Start DATASET RECORDS
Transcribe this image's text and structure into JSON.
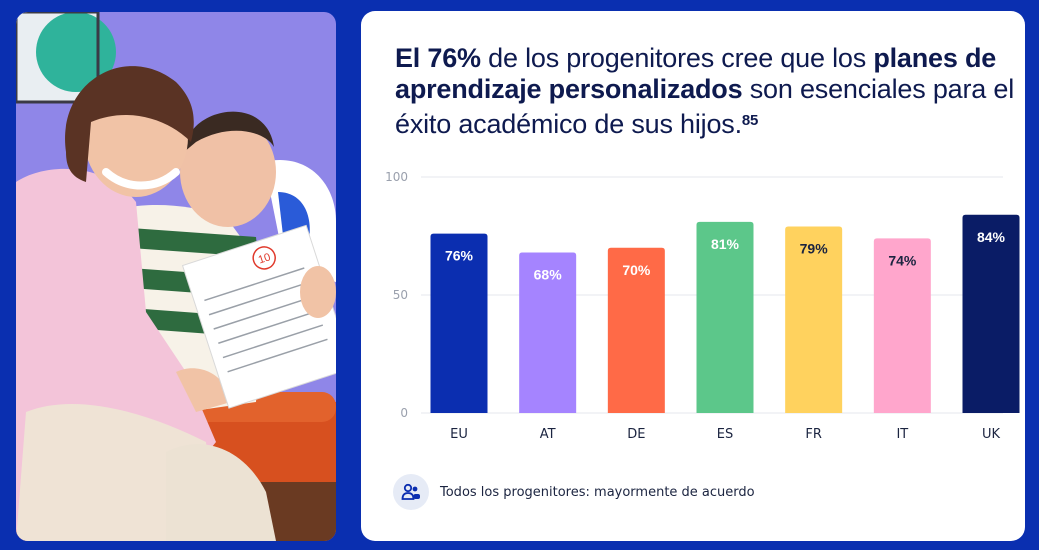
{
  "headline": {
    "part1": "El 76%",
    "part2": " de los progenitores cree que los ",
    "part3": "planes de aprendizaje personalizados",
    "part4": " son esenciales para el éxito académico de sus hijos.",
    "footnote": "85"
  },
  "photo": {
    "paper_mark": "10"
  },
  "chart_data": {
    "type": "bar",
    "categories": [
      "EU",
      "AT",
      "DE",
      "ES",
      "FR",
      "IT",
      "UK"
    ],
    "values": [
      76,
      68,
      70,
      81,
      79,
      74,
      84
    ],
    "value_labels": [
      "76%",
      "68%",
      "70%",
      "81%",
      "79%",
      "74%",
      "84%"
    ],
    "colors": [
      "#0b2eb0",
      "#a584ff",
      "#ff6a47",
      "#5cc78a",
      "#ffd25e",
      "#ffa6cc",
      "#0a1c66"
    ],
    "label_colors": [
      "#ffffff",
      "#ffffff",
      "#ffffff",
      "#ffffff",
      "#1b2440",
      "#1b2440",
      "#ffffff"
    ],
    "ylim": [
      0,
      100
    ],
    "yticks": [
      0,
      50,
      100
    ],
    "grid": true,
    "title": "",
    "xlabel": "",
    "ylabel": ""
  },
  "legend": {
    "icon": "people-icon",
    "label": "Todos los progenitores: mayormente de acuerdo"
  }
}
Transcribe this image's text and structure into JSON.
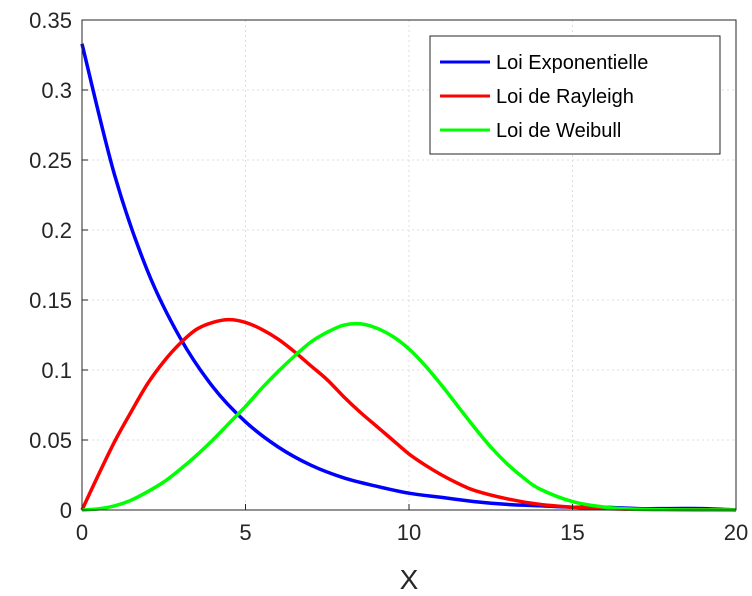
{
  "chart_data": {
    "type": "line",
    "title": "",
    "xlabel": "X",
    "ylabel": "",
    "xlim": [
      0,
      20
    ],
    "ylim": [
      0,
      0.35
    ],
    "xticks": [
      0,
      5,
      10,
      15,
      20
    ],
    "yticks": [
      0,
      0.05,
      0.1,
      0.15,
      0.2,
      0.25,
      0.3,
      0.35
    ],
    "xtick_labels": [
      "0",
      "5",
      "10",
      "15",
      "20"
    ],
    "ytick_labels": [
      "0",
      "0.05",
      "0.1",
      "0.15",
      "0.2",
      "0.25",
      "0.3",
      "0.35"
    ],
    "grid": true,
    "legend_position": "top-right",
    "series": [
      {
        "name": "Loi Exponentielle",
        "color": "#0000ff",
        "x": [
          0,
          1,
          2,
          3,
          4,
          5,
          6,
          7,
          8,
          9,
          10,
          11,
          12,
          13,
          14,
          15,
          16,
          17,
          18,
          19,
          20
        ],
        "y": [
          0.333,
          0.239,
          0.171,
          0.123,
          0.088,
          0.063,
          0.045,
          0.032,
          0.023,
          0.017,
          0.012,
          0.009,
          0.006,
          0.004,
          0.003,
          0.002,
          0.002,
          0.001,
          0.001,
          0.001,
          0.0
        ]
      },
      {
        "name": "Loi de Rayleigh",
        "color": "#ff0000",
        "x": [
          0,
          0.5,
          1,
          1.5,
          2,
          2.5,
          3,
          3.5,
          4,
          4.5,
          5,
          5.5,
          6,
          6.5,
          7,
          7.5,
          8,
          8.5,
          9,
          9.5,
          10,
          10.5,
          11,
          11.5,
          12,
          13,
          14,
          15,
          16,
          17,
          18,
          19,
          20
        ],
        "y": [
          0,
          0.025,
          0.049,
          0.07,
          0.09,
          0.106,
          0.119,
          0.129,
          0.134,
          0.136,
          0.134,
          0.129,
          0.122,
          0.113,
          0.103,
          0.093,
          0.081,
          0.07,
          0.06,
          0.05,
          0.04,
          0.032,
          0.025,
          0.019,
          0.014,
          0.008,
          0.004,
          0.002,
          0.001,
          0.0005,
          0.0002,
          0.0001,
          0.0
        ]
      },
      {
        "name": "Loi de Weibull",
        "color": "#00ff00",
        "x": [
          0,
          0.5,
          1,
          1.5,
          2,
          2.5,
          3,
          3.5,
          4,
          4.5,
          5,
          5.5,
          6,
          6.5,
          7,
          7.5,
          8,
          8.5,
          9,
          9.5,
          10,
          10.5,
          11,
          11.5,
          12,
          12.5,
          13,
          13.5,
          14,
          15,
          16,
          17,
          18,
          19,
          20
        ],
        "y": [
          0,
          0.0008,
          0.003,
          0.007,
          0.013,
          0.02,
          0.029,
          0.039,
          0.05,
          0.062,
          0.074,
          0.087,
          0.099,
          0.11,
          0.12,
          0.127,
          0.132,
          0.133,
          0.13,
          0.124,
          0.115,
          0.103,
          0.089,
          0.074,
          0.059,
          0.045,
          0.033,
          0.023,
          0.015,
          0.006,
          0.002,
          0.0005,
          0.0001,
          0.0,
          0.0
        ]
      }
    ]
  }
}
End DATASET RECORDS
WRITTEN PROBLEM.
Quote the records in full and exactly; skip any image.

TASK SOLUTION.
Transcribe this image's text and structure into JSON.
{
  "headline": {
    "part1": "El 76%",
    "part2": " de los progenitores cree que los ",
    "part3": "planes de aprendizaje personalizados",
    "part4": " son esenciales para el éxito académico de sus hijos.",
    "footnote": "85"
  },
  "photo": {
    "paper_mark": "10"
  },
  "chart_data": {
    "type": "bar",
    "categories": [
      "EU",
      "AT",
      "DE",
      "ES",
      "FR",
      "IT",
      "UK"
    ],
    "values": [
      76,
      68,
      70,
      81,
      79,
      74,
      84
    ],
    "value_labels": [
      "76%",
      "68%",
      "70%",
      "81%",
      "79%",
      "74%",
      "84%"
    ],
    "colors": [
      "#0b2eb0",
      "#a584ff",
      "#ff6a47",
      "#5cc78a",
      "#ffd25e",
      "#ffa6cc",
      "#0a1c66"
    ],
    "label_colors": [
      "#ffffff",
      "#ffffff",
      "#ffffff",
      "#ffffff",
      "#1b2440",
      "#1b2440",
      "#ffffff"
    ],
    "ylim": [
      0,
      100
    ],
    "yticks": [
      0,
      50,
      100
    ],
    "grid": true,
    "title": "",
    "xlabel": "",
    "ylabel": ""
  },
  "legend": {
    "icon": "people-icon",
    "label": "Todos los progenitores: mayormente de acuerdo"
  }
}
Transcribe this image's text and structure into JSON.
{
  "chart_data": {
    "type": "line",
    "title": "",
    "xlabel": "X",
    "ylabel": "",
    "xlim": [
      0,
      20
    ],
    "ylim": [
      0,
      0.35
    ],
    "xticks": [
      0,
      5,
      10,
      15,
      20
    ],
    "yticks": [
      0,
      0.05,
      0.1,
      0.15,
      0.2,
      0.25,
      0.3,
      0.35
    ],
    "xtick_labels": [
      "0",
      "5",
      "10",
      "15",
      "20"
    ],
    "ytick_labels": [
      "0",
      "0.05",
      "0.1",
      "0.15",
      "0.2",
      "0.25",
      "0.3",
      "0.35"
    ],
    "grid": true,
    "legend_position": "top-right",
    "series": [
      {
        "name": "Loi Exponentielle",
        "color": "#0000ff",
        "x": [
          0,
          1,
          2,
          3,
          4,
          5,
          6,
          7,
          8,
          9,
          10,
          11,
          12,
          13,
          14,
          15,
          16,
          17,
          18,
          19,
          20
        ],
        "y": [
          0.333,
          0.239,
          0.171,
          0.123,
          0.088,
          0.063,
          0.045,
          0.032,
          0.023,
          0.017,
          0.012,
          0.009,
          0.006,
          0.004,
          0.003,
          0.002,
          0.002,
          0.001,
          0.001,
          0.001,
          0.0
        ]
      },
      {
        "name": "Loi de Rayleigh",
        "color": "#ff0000",
        "x": [
          0,
          0.5,
          1,
          1.5,
          2,
          2.5,
          3,
          3.5,
          4,
          4.5,
          5,
          5.5,
          6,
          6.5,
          7,
          7.5,
          8,
          8.5,
          9,
          9.5,
          10,
          10.5,
          11,
          11.5,
          12,
          13,
          14,
          15,
          16,
          17,
          18,
          19,
          20
        ],
        "y": [
          0,
          0.025,
          0.049,
          0.07,
          0.09,
          0.106,
          0.119,
          0.129,
          0.134,
          0.136,
          0.134,
          0.129,
          0.122,
          0.113,
          0.103,
          0.093,
          0.081,
          0.07,
          0.06,
          0.05,
          0.04,
          0.032,
          0.025,
          0.019,
          0.014,
          0.008,
          0.004,
          0.002,
          0.001,
          0.0005,
          0.0002,
          0.0001,
          0.0
        ]
      },
      {
        "name": "Loi de Weibull",
        "color": "#00ff00",
        "x": [
          0,
          0.5,
          1,
          1.5,
          2,
          2.5,
          3,
          3.5,
          4,
          4.5,
          5,
          5.5,
          6,
          6.5,
          7,
          7.5,
          8,
          8.5,
          9,
          9.5,
          10,
          10.5,
          11,
          11.5,
          12,
          12.5,
          13,
          13.5,
          14,
          15,
          16,
          17,
          18,
          19,
          20
        ],
        "y": [
          0,
          0.0008,
          0.003,
          0.007,
          0.013,
          0.02,
          0.029,
          0.039,
          0.05,
          0.062,
          0.074,
          0.087,
          0.099,
          0.11,
          0.12,
          0.127,
          0.132,
          0.133,
          0.13,
          0.124,
          0.115,
          0.103,
          0.089,
          0.074,
          0.059,
          0.045,
          0.033,
          0.023,
          0.015,
          0.006,
          0.002,
          0.0005,
          0.0001,
          0.0,
          0.0
        ]
      }
    ]
  }
}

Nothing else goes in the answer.